Write out the records below word for word, please.

++++ SOURCE RECORDS ++++

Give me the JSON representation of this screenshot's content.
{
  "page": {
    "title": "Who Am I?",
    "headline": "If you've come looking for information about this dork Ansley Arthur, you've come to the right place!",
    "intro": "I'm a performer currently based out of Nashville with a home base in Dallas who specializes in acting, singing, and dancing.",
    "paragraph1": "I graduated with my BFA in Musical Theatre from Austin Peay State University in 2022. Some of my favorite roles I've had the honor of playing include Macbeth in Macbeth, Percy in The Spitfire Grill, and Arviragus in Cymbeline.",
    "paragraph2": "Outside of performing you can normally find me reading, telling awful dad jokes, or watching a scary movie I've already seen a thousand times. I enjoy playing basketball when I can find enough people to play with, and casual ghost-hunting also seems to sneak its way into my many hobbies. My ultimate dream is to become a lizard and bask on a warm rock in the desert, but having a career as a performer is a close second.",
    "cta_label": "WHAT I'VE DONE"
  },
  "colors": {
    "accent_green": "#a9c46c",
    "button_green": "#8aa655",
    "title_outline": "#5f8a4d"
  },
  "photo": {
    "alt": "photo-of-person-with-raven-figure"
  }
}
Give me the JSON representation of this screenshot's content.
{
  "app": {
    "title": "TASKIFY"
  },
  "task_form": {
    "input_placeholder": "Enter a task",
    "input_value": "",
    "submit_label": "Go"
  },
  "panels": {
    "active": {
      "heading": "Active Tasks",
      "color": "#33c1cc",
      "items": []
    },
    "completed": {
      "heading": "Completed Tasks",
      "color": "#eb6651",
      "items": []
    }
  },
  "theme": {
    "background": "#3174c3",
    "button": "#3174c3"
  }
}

++++

FULL ANSWER >>
Give me the JSON representation of this screenshot's content.
{
  "page": {
    "title": "Who Am I?",
    "headline": "If you've come looking for information about this dork Ansley Arthur, you've come to the right place!",
    "intro": "I'm a performer currently based out of Nashville with a home base in Dallas who specializes in acting, singing, and dancing.",
    "paragraph1": "I graduated with my BFA in Musical Theatre from Austin Peay State University in 2022. Some of my favorite roles I've had the honor of playing include Macbeth in Macbeth, Percy in The Spitfire Grill, and Arviragus in Cymbeline.",
    "paragraph2": "Outside of performing you can normally find me reading, telling awful dad jokes, or watching a scary movie I've already seen a thousand times. I enjoy playing basketball when I can find enough people to play with, and casual ghost-hunting also seems to sneak its way into my many hobbies. My ultimate dream is to become a lizard and bask on a warm rock in the desert, but having a career as a performer is a close second.",
    "cta_label": "WHAT I'VE DONE"
  },
  "colors": {
    "accent_green": "#a9c46c",
    "button_green": "#8aa655",
    "title_outline": "#5f8a4d"
  },
  "photo": {
    "alt": "photo-of-person-with-raven-figure"
  }
}
Give me the JSON representation of this screenshot's content.
{
  "app": {
    "title": "TASKIFY"
  },
  "task_form": {
    "input_placeholder": "Enter a task",
    "input_value": "",
    "submit_label": "Go"
  },
  "panels": {
    "active": {
      "heading": "Active Tasks",
      "color": "#33c1cc",
      "items": []
    },
    "completed": {
      "heading": "Completed Tasks",
      "color": "#eb6651",
      "items": []
    }
  },
  "theme": {
    "background": "#3174c3",
    "button": "#3174c3"
  }
}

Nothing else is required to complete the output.